TASK GOAL:
Count every line in the data below where "ROTI" occurs, then state that number and nothing more.
====
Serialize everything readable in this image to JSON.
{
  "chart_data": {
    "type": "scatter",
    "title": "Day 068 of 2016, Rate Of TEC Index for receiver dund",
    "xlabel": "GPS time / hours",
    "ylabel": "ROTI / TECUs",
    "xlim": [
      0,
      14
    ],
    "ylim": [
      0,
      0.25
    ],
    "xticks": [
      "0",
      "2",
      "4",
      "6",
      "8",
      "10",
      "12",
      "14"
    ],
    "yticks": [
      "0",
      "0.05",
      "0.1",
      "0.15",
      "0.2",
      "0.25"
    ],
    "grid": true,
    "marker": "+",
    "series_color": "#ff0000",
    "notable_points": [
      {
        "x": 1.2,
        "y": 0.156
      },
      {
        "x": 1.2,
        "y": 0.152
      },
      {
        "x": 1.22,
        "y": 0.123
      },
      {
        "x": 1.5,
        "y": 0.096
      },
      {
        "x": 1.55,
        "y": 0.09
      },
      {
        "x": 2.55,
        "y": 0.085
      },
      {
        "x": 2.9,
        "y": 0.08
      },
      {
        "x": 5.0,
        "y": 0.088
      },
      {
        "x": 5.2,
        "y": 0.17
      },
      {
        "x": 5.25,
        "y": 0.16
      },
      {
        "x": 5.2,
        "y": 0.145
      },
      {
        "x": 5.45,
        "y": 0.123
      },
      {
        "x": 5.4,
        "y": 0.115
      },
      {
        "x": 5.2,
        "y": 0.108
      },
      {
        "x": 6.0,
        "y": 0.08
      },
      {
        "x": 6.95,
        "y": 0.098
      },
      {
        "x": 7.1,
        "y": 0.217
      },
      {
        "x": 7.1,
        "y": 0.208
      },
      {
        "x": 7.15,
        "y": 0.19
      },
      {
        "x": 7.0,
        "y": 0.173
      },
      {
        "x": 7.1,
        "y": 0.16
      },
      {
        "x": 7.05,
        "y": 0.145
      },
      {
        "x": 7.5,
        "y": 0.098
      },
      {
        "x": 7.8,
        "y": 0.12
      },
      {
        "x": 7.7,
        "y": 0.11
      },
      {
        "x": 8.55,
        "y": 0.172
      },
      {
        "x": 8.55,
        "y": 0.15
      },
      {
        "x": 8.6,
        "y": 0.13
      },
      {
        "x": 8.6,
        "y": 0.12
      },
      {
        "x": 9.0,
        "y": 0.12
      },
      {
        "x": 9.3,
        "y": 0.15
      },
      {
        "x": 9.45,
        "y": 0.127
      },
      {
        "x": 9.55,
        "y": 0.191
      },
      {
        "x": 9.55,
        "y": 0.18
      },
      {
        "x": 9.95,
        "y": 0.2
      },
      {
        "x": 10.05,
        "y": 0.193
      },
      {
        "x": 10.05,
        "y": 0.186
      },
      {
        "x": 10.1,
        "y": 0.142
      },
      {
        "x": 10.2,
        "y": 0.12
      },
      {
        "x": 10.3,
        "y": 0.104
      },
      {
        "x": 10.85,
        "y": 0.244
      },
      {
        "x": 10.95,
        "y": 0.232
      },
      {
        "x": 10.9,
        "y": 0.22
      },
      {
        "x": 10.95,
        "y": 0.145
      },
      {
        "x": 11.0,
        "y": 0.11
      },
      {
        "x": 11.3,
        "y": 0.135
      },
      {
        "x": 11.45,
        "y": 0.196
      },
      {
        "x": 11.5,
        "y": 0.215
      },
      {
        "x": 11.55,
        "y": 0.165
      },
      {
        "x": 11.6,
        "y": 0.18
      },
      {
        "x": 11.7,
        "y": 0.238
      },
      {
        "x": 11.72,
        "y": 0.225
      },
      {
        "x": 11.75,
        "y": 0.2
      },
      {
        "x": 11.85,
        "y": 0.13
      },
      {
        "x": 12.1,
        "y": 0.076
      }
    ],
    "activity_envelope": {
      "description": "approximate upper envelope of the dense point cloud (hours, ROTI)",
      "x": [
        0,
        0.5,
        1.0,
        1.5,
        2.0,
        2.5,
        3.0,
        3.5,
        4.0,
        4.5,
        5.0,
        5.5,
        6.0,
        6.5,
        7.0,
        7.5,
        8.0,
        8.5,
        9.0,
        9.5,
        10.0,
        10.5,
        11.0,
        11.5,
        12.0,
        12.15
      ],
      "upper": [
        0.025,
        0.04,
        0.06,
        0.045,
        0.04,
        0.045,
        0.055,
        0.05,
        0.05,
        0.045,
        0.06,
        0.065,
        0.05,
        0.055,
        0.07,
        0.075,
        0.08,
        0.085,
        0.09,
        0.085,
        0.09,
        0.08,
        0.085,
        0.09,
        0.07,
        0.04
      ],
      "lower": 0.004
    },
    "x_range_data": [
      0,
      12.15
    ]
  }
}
====
ANSWER:
2